(Data excerpts)

--------------------------------

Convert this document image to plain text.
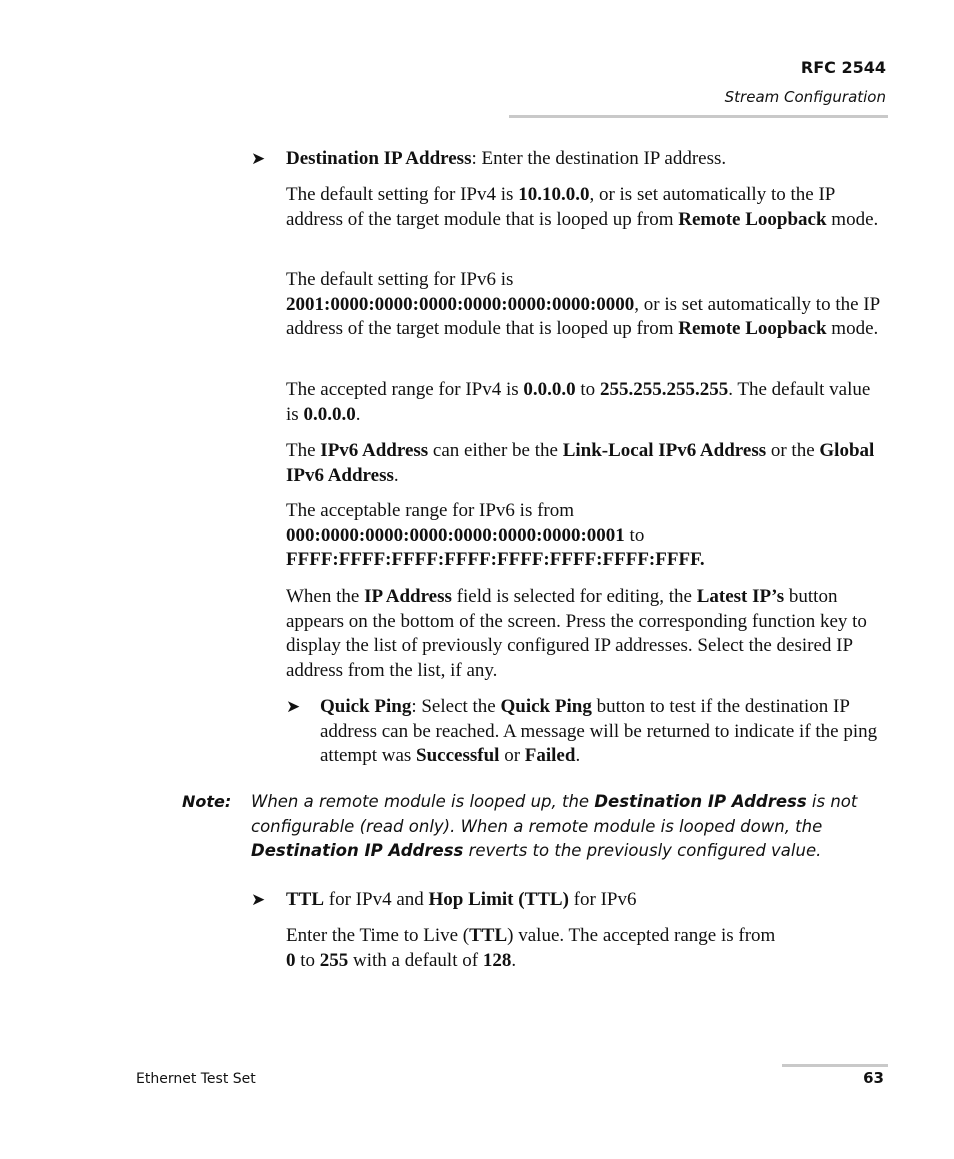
RFC 2544
Stream Configuration
➤ Destination IP Address: Enter the destination IP address.

The default setting for IPv4 is 10.10.0.0, or is set automatically to the IP address of the target module that is looped up from Remote Loopback mode.

The default setting for IPv6 is
2001:0000:0000:0000:0000:0000:0000:0000, or is set automatically to the IP address of the target module that is looped up from Remote Loopback mode.

The accepted range for IPv4 is 0.0.0.0 to 255.255.255.255. The default value is 0.0.0.0.

The IPv6 Address can either be the Link-Local IPv6 Address or the Global IPv6 Address.

The acceptable range for IPv6 is from
000:0000:0000:0000:0000:0000:0000:0001 to
FFFF:FFFF:FFFF:FFFF:FFFF:FFFF:FFFF:FFFF.

When the IP Address field is selected for editing, the Latest IP’s button appears on the bottom of the screen. Press the corresponding function key to display the list of previously configured IP addresses. Select the desired IP address from the list, if any.

➤ Quick Ping: Select the Quick Ping button to test if the destination IP address can be reached. A message will be returned to indicate if the ping attempt was Successful or Failed.

Note: When a remote module is looped up, the Destination IP Address is not configurable (read only). When a remote module is looped down, the Destination IP Address reverts to the previously configured value.
➤ TTL for IPv4 and Hop Limit (TTL) for IPv6

Enter the Time to Live (TTL) value. The accepted range is from
0 to 255 with a default of 128.

Ethernet Test Set	63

--------------------------------

* _Problem description_
Transcribe the complete set of entries verbatim. No pictures belong in the copy.

* _Answer_
Convert this document image to plain text.
RFC 2544
Stream Configuration
➤ Destination IP Address: Enter the destination IP address.

The default setting for IPv4 is 10.10.0.0, or is set automatically to the IP address of the target module that is looped up from Remote Loopback mode.

The default setting for IPv6 is
2001:0000:0000:0000:0000:0000:0000:0000, or is set automatically to the IP address of the target module that is looped up from Remote Loopback mode.

The accepted range for IPv4 is 0.0.0.0 to 255.255.255.255. The default value is 0.0.0.0.

The IPv6 Address can either be the Link-Local IPv6 Address or the Global IPv6 Address.

The acceptable range for IPv6 is from
000:0000:0000:0000:0000:0000:0000:0001 to
FFFF:FFFF:FFFF:FFFF:FFFF:FFFF:FFFF:FFFF.

When the IP Address field is selected for editing, the Latest IP’s button appears on the bottom of the screen. Press the corresponding function key to display the list of previously configured IP addresses. Select the desired IP address from the list, if any.

➤ Quick Ping: Select the Quick Ping button to test if the destination IP address can be reached. A message will be returned to indicate if the ping attempt was Successful or Failed.

Note: When a remote module is looped up, the Destination IP Address is not configurable (read only). When a remote module is looped down, the Destination IP Address reverts to the previously configured value.
➤ TTL for IPv4 and Hop Limit (TTL) for IPv6

Enter the Time to Live (TTL) value. The accepted range is from
0 to 255 with a default of 128.

Ethernet Test Set	63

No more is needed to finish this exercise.